▶ Exercise
Copy out everything from the line containing "sep [268, 652, 269, 712]" down to the line containing "bullet-same-subject: • 同一主语，用原形动词组句。" in the entries below, both included.

--- Material ---

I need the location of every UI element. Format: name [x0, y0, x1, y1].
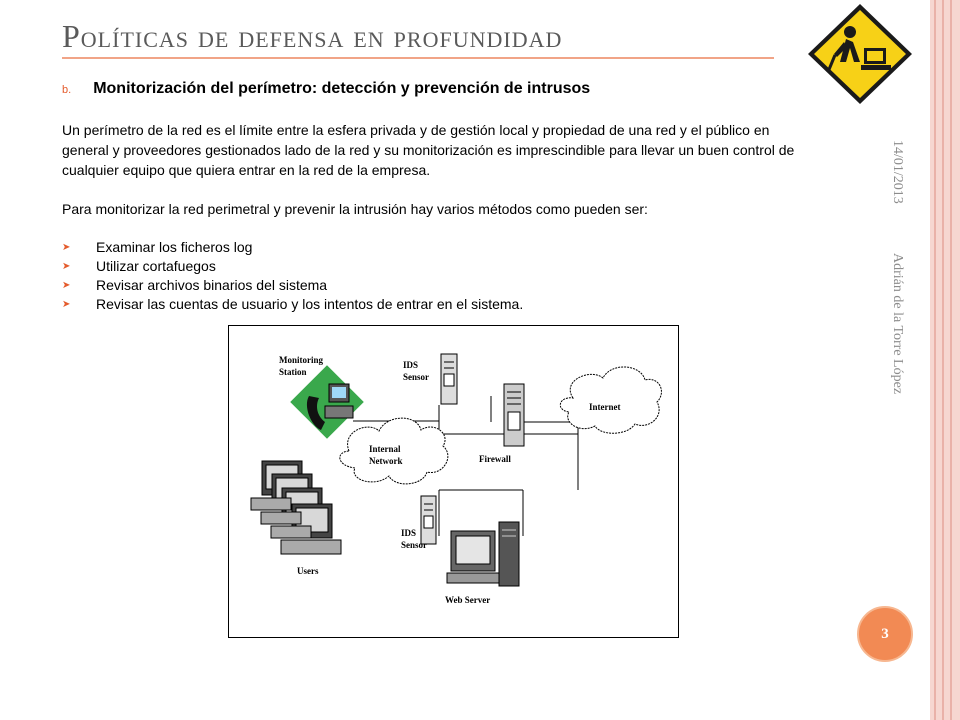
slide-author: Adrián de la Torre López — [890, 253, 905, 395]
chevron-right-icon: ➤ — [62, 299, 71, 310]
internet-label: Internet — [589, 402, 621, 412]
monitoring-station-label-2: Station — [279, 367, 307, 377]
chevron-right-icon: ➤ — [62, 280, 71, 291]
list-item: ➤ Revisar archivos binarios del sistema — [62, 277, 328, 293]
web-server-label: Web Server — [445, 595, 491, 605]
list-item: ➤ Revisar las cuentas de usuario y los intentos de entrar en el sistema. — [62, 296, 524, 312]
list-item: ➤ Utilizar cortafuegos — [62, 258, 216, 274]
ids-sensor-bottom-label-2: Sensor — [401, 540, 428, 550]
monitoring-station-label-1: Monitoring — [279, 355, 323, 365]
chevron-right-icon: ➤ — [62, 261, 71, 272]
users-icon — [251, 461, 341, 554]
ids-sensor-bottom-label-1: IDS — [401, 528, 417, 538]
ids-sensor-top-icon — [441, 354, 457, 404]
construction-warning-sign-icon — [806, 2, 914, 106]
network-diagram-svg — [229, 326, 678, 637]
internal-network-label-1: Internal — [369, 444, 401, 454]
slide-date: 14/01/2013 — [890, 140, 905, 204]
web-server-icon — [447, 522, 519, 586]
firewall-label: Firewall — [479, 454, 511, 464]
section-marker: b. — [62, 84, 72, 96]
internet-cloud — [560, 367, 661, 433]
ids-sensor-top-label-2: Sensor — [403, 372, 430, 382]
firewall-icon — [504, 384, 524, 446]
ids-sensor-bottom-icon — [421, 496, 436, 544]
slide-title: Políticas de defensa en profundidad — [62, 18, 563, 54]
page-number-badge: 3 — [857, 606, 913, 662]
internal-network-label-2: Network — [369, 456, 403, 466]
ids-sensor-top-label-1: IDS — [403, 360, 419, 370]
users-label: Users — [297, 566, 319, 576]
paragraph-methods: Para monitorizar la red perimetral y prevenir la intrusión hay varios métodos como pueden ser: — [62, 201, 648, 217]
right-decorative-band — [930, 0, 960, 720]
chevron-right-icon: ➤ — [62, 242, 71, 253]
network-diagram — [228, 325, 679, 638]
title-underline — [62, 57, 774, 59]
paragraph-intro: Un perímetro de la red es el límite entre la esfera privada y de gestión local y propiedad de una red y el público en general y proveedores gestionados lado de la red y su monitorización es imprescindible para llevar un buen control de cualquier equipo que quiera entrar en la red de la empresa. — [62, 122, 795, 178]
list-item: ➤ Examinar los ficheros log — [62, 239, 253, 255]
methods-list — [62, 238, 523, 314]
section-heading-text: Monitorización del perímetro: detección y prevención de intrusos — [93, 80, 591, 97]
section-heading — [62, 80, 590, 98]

---
--- Material ---

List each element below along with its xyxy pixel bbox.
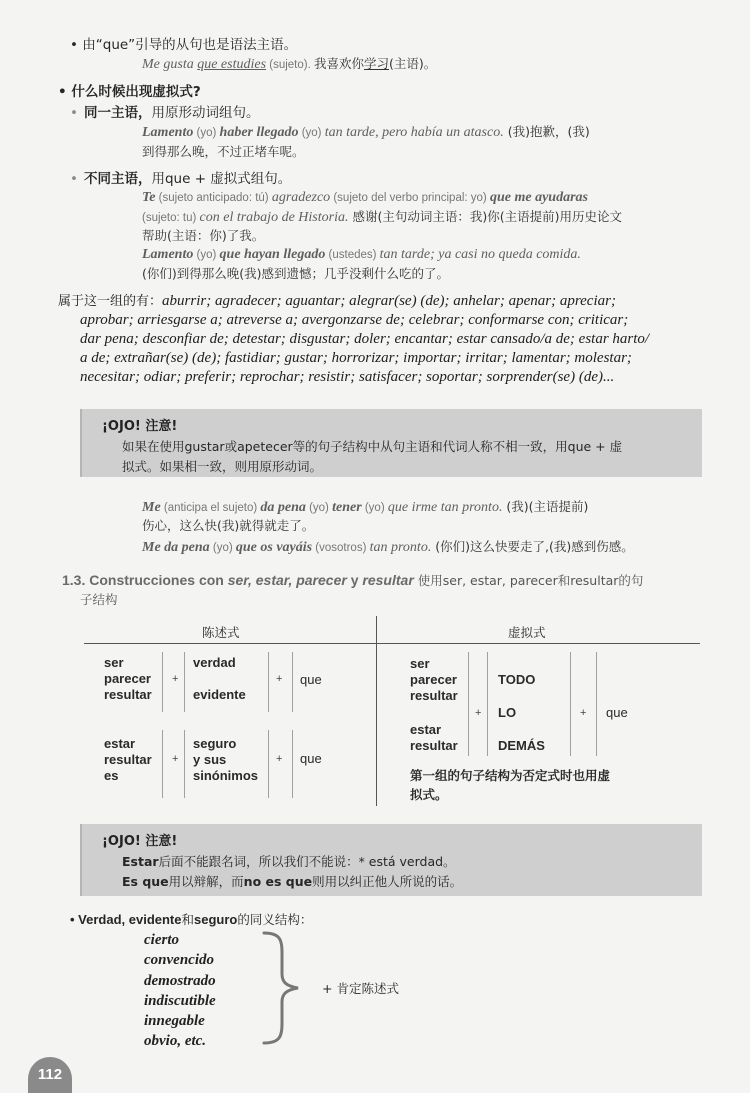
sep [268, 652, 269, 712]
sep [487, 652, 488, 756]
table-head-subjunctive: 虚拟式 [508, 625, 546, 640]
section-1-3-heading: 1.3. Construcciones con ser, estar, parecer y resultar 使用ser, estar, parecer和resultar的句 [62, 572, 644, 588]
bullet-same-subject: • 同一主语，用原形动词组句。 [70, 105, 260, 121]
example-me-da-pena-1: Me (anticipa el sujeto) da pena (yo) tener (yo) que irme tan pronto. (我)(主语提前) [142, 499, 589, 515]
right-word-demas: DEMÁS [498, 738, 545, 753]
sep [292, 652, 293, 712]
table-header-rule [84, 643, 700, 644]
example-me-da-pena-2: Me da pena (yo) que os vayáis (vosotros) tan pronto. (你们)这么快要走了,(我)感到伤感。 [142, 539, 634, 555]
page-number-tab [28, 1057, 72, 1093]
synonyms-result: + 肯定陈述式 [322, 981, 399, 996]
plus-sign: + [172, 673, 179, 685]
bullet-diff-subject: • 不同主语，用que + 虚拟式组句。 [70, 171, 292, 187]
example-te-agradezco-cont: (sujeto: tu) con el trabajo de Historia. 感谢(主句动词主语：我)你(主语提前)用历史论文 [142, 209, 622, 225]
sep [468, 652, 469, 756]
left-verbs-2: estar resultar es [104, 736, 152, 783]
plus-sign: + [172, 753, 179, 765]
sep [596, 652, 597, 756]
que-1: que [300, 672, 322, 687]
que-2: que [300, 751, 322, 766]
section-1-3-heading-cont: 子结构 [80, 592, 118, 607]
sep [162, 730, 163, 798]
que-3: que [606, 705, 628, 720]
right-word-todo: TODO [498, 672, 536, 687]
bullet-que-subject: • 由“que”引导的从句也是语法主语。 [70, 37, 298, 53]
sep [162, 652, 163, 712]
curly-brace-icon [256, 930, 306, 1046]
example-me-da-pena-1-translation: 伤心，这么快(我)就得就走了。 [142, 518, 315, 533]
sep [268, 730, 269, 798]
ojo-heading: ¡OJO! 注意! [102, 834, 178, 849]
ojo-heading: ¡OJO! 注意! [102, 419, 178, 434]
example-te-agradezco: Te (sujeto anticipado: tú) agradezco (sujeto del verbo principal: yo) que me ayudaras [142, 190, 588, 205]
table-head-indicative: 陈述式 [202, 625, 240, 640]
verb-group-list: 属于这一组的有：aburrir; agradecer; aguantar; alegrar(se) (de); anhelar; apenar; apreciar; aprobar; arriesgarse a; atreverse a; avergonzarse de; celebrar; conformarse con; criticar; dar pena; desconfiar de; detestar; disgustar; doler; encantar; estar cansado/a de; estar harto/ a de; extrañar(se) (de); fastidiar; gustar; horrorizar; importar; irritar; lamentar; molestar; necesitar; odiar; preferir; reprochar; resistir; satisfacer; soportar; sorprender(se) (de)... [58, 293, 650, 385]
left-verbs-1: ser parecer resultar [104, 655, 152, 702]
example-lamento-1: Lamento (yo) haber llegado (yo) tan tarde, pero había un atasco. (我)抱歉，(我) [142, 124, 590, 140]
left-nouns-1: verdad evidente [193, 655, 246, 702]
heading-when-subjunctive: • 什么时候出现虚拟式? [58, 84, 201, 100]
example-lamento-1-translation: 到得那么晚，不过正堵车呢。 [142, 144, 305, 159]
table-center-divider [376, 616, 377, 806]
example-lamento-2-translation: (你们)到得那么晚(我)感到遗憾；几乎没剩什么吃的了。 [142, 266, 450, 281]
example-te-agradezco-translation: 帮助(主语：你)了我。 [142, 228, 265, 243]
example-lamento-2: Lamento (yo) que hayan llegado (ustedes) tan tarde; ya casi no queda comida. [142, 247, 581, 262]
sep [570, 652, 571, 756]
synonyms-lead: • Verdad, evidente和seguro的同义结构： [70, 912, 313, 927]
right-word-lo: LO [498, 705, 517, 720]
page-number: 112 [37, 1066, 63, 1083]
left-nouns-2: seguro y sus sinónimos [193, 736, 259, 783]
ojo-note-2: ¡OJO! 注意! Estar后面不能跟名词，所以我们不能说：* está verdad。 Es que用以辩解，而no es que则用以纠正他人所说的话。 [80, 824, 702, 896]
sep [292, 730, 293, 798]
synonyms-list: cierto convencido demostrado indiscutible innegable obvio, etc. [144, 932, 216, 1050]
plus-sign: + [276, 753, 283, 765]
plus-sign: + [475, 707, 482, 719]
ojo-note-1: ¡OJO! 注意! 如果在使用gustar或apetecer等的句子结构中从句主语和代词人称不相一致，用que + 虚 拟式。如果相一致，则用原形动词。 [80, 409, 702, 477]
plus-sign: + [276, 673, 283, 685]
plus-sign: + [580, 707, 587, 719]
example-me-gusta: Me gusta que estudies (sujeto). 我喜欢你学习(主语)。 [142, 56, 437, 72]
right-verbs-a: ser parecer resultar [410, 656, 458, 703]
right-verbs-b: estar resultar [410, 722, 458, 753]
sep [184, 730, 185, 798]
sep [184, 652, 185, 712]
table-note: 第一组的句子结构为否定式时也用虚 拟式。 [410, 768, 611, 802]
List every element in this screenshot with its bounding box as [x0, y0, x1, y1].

---

▶ Solution for this problem
sep [268, 652, 269, 712]
sep [487, 652, 488, 756]
table-head-subjunctive: 虚拟式 [508, 625, 546, 640]
section-1-3-heading: 1.3. Construcciones con ser, estar, parecer y resultar 使用ser, estar, parecer和resultar的句 [62, 572, 644, 588]
bullet-same-subject: • 同一主语，用原形动词组句。 [70, 105, 260, 121]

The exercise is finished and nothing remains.